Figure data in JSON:

★ ★ ★ ★

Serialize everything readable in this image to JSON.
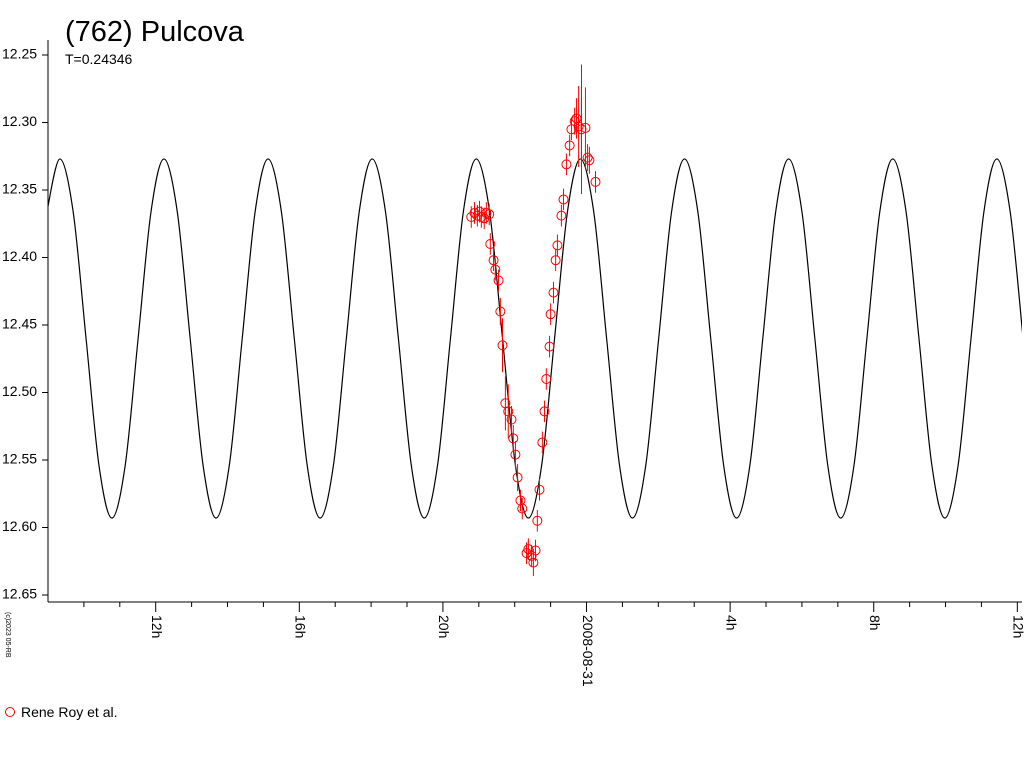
{
  "chart_data": {
    "type": "scatter",
    "title": "(762) Pulcova",
    "subtitle": "T=0.24346",
    "credit": "(c)2023 05-RB",
    "ylim": [
      12.25,
      12.65
    ],
    "yinverted": true,
    "yticks": [
      {
        "value": 12.25,
        "label": "12.25"
      },
      {
        "value": 12.3,
        "label": "12.30"
      },
      {
        "value": 12.35,
        "label": "12.35"
      },
      {
        "value": 12.4,
        "label": "12.40"
      },
      {
        "value": 12.45,
        "label": "12.45"
      },
      {
        "value": 12.5,
        "label": "12.50"
      },
      {
        "value": 12.55,
        "label": "12.55"
      },
      {
        "value": 12.6,
        "label": "12.60"
      },
      {
        "value": 12.65,
        "label": "12.65"
      }
    ],
    "xlim": [
      -15,
      12.13
    ],
    "xticks": [
      {
        "value": -12,
        "label": "12h"
      },
      {
        "value": -8,
        "label": "16h"
      },
      {
        "value": -4,
        "label": "20h"
      },
      {
        "value": 0,
        "label": "2008-08-31"
      },
      {
        "value": 4,
        "label": "4h"
      },
      {
        "value": 8,
        "label": "8h"
      },
      {
        "value": 12,
        "label": "12h"
      }
    ],
    "xminorticks": [
      -14,
      -13,
      -11,
      -10,
      -9,
      -7,
      -6,
      -5,
      -3,
      -2,
      -1,
      1,
      2,
      3,
      5,
      6,
      7,
      9,
      10,
      11
    ],
    "legend": "bottom-left",
    "curve": {
      "color": "#000000",
      "x": [
        -15.03,
        -14.67,
        -14.3,
        -13.94,
        -13.58,
        -13.22,
        -12.85,
        -12.49,
        -12.13,
        -11.77,
        -11.4,
        -11.04,
        -10.68,
        -10.32,
        -9.95,
        -9.59,
        -9.23,
        -8.87,
        -8.5,
        -8.14,
        -7.78,
        -7.42,
        -7.05,
        -6.69,
        -6.33,
        -5.97,
        -5.6,
        -5.24,
        -4.88,
        -4.52,
        -4.15,
        -3.79,
        -3.43,
        -3.07,
        -2.7,
        -2.34,
        -1.98,
        -1.62,
        -1.25,
        -0.89,
        -0.53,
        -0.17,
        0.2,
        0.56,
        0.92,
        1.28,
        1.65,
        2.01,
        2.37,
        2.73,
        3.1,
        3.46,
        3.82,
        4.18,
        4.55,
        4.91,
        5.27,
        5.63,
        6.0,
        6.36,
        6.72,
        7.08,
        7.45,
        7.81,
        8.17,
        8.53,
        8.9,
        9.26,
        9.62,
        9.98,
        10.35,
        10.71,
        11.07,
        11.43,
        11.8,
        12.16
      ],
      "values": [
        12.366,
        12.327,
        12.366,
        12.46,
        12.554,
        12.593,
        12.554,
        12.46,
        12.366,
        12.327,
        12.366,
        12.46,
        12.554,
        12.593,
        12.554,
        12.46,
        12.366,
        12.327,
        12.366,
        12.46,
        12.554,
        12.593,
        12.554,
        12.46,
        12.366,
        12.327,
        12.366,
        12.46,
        12.554,
        12.593,
        12.554,
        12.46,
        12.366,
        12.327,
        12.366,
        12.46,
        12.554,
        12.593,
        12.554,
        12.46,
        12.366,
        12.327,
        12.366,
        12.46,
        12.554,
        12.593,
        12.554,
        12.46,
        12.366,
        12.327,
        12.366,
        12.46,
        12.554,
        12.593,
        12.554,
        12.46,
        12.366,
        12.327,
        12.366,
        12.46,
        12.554,
        12.593,
        12.554,
        12.46,
        12.366,
        12.327,
        12.366,
        12.46,
        12.554,
        12.593,
        12.554,
        12.46,
        12.366,
        12.327,
        12.366,
        12.46
      ]
    },
    "series": [
      {
        "name": "Rene Roy et al.",
        "color": "#ff0000",
        "x": [
          -3.21,
          -3.12,
          -3.04,
          -2.98,
          -2.93,
          -2.85,
          -2.79,
          -2.71,
          -2.68,
          -2.59,
          -2.54,
          -2.45,
          -2.4,
          -2.34,
          -2.26,
          -2.18,
          -2.09,
          -2.04,
          -1.98,
          -1.92,
          -1.84,
          -1.79,
          -1.67,
          -1.62,
          -1.53,
          -1.48,
          -1.42,
          -1.37,
          -1.31,
          -1.23,
          -1.17,
          -1.12,
          -1.03,
          -1.0,
          -0.92,
          -0.86,
          -0.81,
          -0.7,
          -0.64,
          -0.56,
          -0.47,
          -0.42,
          -0.33,
          -0.28,
          -0.22,
          -0.14,
          -0.03,
          0.03,
          0.08,
          0.25
        ],
        "values": [
          12.37,
          12.367,
          12.369,
          12.366,
          12.37,
          12.371,
          12.367,
          12.368,
          12.39,
          12.402,
          12.409,
          12.417,
          12.44,
          12.465,
          12.508,
          12.514,
          12.52,
          12.534,
          12.546,
          12.563,
          12.58,
          12.586,
          12.619,
          12.616,
          12.621,
          12.626,
          12.617,
          12.595,
          12.572,
          12.537,
          12.514,
          12.49,
          12.466,
          12.442,
          12.426,
          12.402,
          12.391,
          12.369,
          12.357,
          12.331,
          12.317,
          12.305,
          12.299,
          12.297,
          12.303,
          12.305,
          12.304,
          12.326,
          12.328,
          12.344
        ],
        "errors": [
          0.008,
          0.008,
          0.008,
          0.008,
          0.008,
          0.008,
          0.008,
          0.008,
          0.008,
          0.008,
          0.008,
          0.008,
          0.01,
          0.02,
          0.02,
          0.02,
          0.01,
          0.01,
          0.01,
          0.01,
          0.008,
          0.008,
          0.008,
          0.008,
          0.008,
          0.01,
          0.008,
          0.008,
          0.008,
          0.008,
          0.008,
          0.008,
          0.008,
          0.008,
          0.008,
          0.008,
          0.008,
          0.008,
          0.008,
          0.008,
          0.008,
          0.008,
          0.01,
          0.015,
          0.03,
          0.048,
          0.03,
          0.01,
          0.01,
          0.008
        ]
      }
    ]
  }
}
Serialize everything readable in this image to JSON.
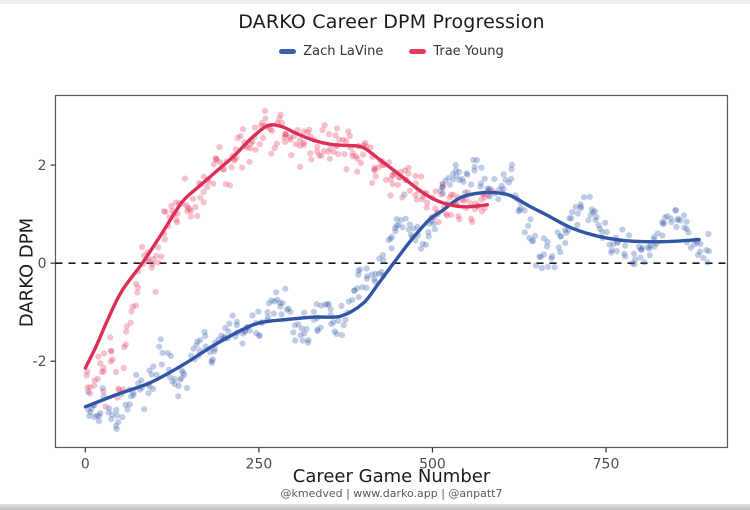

★ ★ ★ ★

REQUIRED TASK: The records above should be reproduced exactly, with no pictures included.

RESULT:
Serialize everything readable in this image to JSON.
{
  "chart_data": {
    "type": "scatter",
    "title": "(762) Pulcova",
    "subtitle": "T=0.24346",
    "credit": "(c)2023 05-RB",
    "ylim": [
      12.25,
      12.65
    ],
    "yinverted": true,
    "yticks": [
      {
        "value": 12.25,
        "label": "12.25"
      },
      {
        "value": 12.3,
        "label": "12.30"
      },
      {
        "value": 12.35,
        "label": "12.35"
      },
      {
        "value": 12.4,
        "label": "12.40"
      },
      {
        "value": 12.45,
        "label": "12.45"
      },
      {
        "value": 12.5,
        "label": "12.50"
      },
      {
        "value": 12.55,
        "label": "12.55"
      },
      {
        "value": 12.6,
        "label": "12.60"
      },
      {
        "value": 12.65,
        "label": "12.65"
      }
    ],
    "xlim": [
      -15,
      12.13
    ],
    "xticks": [
      {
        "value": -12,
        "label": "12h"
      },
      {
        "value": -8,
        "label": "16h"
      },
      {
        "value": -4,
        "label": "20h"
      },
      {
        "value": 0,
        "label": "2008-08-31"
      },
      {
        "value": 4,
        "label": "4h"
      },
      {
        "value": 8,
        "label": "8h"
      },
      {
        "value": 12,
        "label": "12h"
      }
    ],
    "xminorticks": [
      -14,
      -13,
      -11,
      -10,
      -9,
      -7,
      -6,
      -5,
      -3,
      -2,
      -1,
      1,
      2,
      3,
      5,
      6,
      7,
      9,
      10,
      11
    ],
    "legend": "bottom-left",
    "curve": {
      "color": "#000000",
      "x": [
        -15.03,
        -14.67,
        -14.3,
        -13.94,
        -13.58,
        -13.22,
        -12.85,
        -12.49,
        -12.13,
        -11.77,
        -11.4,
        -11.04,
        -10.68,
        -10.32,
        -9.95,
        -9.59,
        -9.23,
        -8.87,
        -8.5,
        -8.14,
        -7.78,
        -7.42,
        -7.05,
        -6.69,
        -6.33,
        -5.97,
        -5.6,
        -5.24,
        -4.88,
        -4.52,
        -4.15,
        -3.79,
        -3.43,
        -3.07,
        -2.7,
        -2.34,
        -1.98,
        -1.62,
        -1.25,
        -0.89,
        -0.53,
        -0.17,
        0.2,
        0.56,
        0.92,
        1.28,
        1.65,
        2.01,
        2.37,
        2.73,
        3.1,
        3.46,
        3.82,
        4.18,
        4.55,
        4.91,
        5.27,
        5.63,
        6.0,
        6.36,
        6.72,
        7.08,
        7.45,
        7.81,
        8.17,
        8.53,
        8.9,
        9.26,
        9.62,
        9.98,
        10.35,
        10.71,
        11.07,
        11.43,
        11.8,
        12.16
      ],
      "values": [
        12.366,
        12.327,
        12.366,
        12.46,
        12.554,
        12.593,
        12.554,
        12.46,
        12.366,
        12.327,
        12.366,
        12.46,
        12.554,
        12.593,
        12.554,
        12.46,
        12.366,
        12.327,
        12.366,
        12.46,
        12.554,
        12.593,
        12.554,
        12.46,
        12.366,
        12.327,
        12.366,
        12.46,
        12.554,
        12.593,
        12.554,
        12.46,
        12.366,
        12.327,
        12.366,
        12.46,
        12.554,
        12.593,
        12.554,
        12.46,
        12.366,
        12.327,
        12.366,
        12.46,
        12.554,
        12.593,
        12.554,
        12.46,
        12.366,
        12.327,
        12.366,
        12.46,
        12.554,
        12.593,
        12.554,
        12.46,
        12.366,
        12.327,
        12.366,
        12.46,
        12.554,
        12.593,
        12.554,
        12.46,
        12.366,
        12.327,
        12.366,
        12.46,
        12.554,
        12.593,
        12.554,
        12.46,
        12.366,
        12.327,
        12.366,
        12.46
      ]
    },
    "series": [
      {
        "name": "Rene Roy et al.",
        "color": "#ff0000",
        "x": [
          -3.21,
          -3.12,
          -3.04,
          -2.98,
          -2.93,
          -2.85,
          -2.79,
          -2.71,
          -2.68,
          -2.59,
          -2.54,
          -2.45,
          -2.4,
          -2.34,
          -2.26,
          -2.18,
          -2.09,
          -2.04,
          -1.98,
          -1.92,
          -1.84,
          -1.79,
          -1.67,
          -1.62,
          -1.53,
          -1.48,
          -1.42,
          -1.37,
          -1.31,
          -1.23,
          -1.17,
          -1.12,
          -1.03,
          -1.0,
          -0.92,
          -0.86,
          -0.81,
          -0.7,
          -0.64,
          -0.56,
          -0.47,
          -0.42,
          -0.33,
          -0.28,
          -0.22,
          -0.14,
          -0.03,
          0.03,
          0.08,
          0.25
        ],
        "values": [
          12.37,
          12.367,
          12.369,
          12.366,
          12.37,
          12.371,
          12.367,
          12.368,
          12.39,
          12.402,
          12.409,
          12.417,
          12.44,
          12.465,
          12.508,
          12.514,
          12.52,
          12.534,
          12.546,
          12.563,
          12.58,
          12.586,
          12.619,
          12.616,
          12.621,
          12.626,
          12.617,
          12.595,
          12.572,
          12.537,
          12.514,
          12.49,
          12.466,
          12.442,
          12.426,
          12.402,
          12.391,
          12.369,
          12.357,
          12.331,
          12.317,
          12.305,
          12.299,
          12.297,
          12.303,
          12.305,
          12.304,
          12.326,
          12.328,
          12.344
        ],
        "errors": [
          0.008,
          0.008,
          0.008,
          0.008,
          0.008,
          0.008,
          0.008,
          0.008,
          0.008,
          0.008,
          0.008,
          0.008,
          0.01,
          0.02,
          0.02,
          0.02,
          0.01,
          0.01,
          0.01,
          0.01,
          0.008,
          0.008,
          0.008,
          0.008,
          0.008,
          0.01,
          0.008,
          0.008,
          0.008,
          0.008,
          0.008,
          0.008,
          0.008,
          0.008,
          0.008,
          0.008,
          0.008,
          0.008,
          0.008,
          0.008,
          0.008,
          0.008,
          0.01,
          0.015,
          0.03,
          0.048,
          0.03,
          0.01,
          0.01,
          0.008
        ]
      }
    ]
  }
}
Serialize everything readable in this image to JSON.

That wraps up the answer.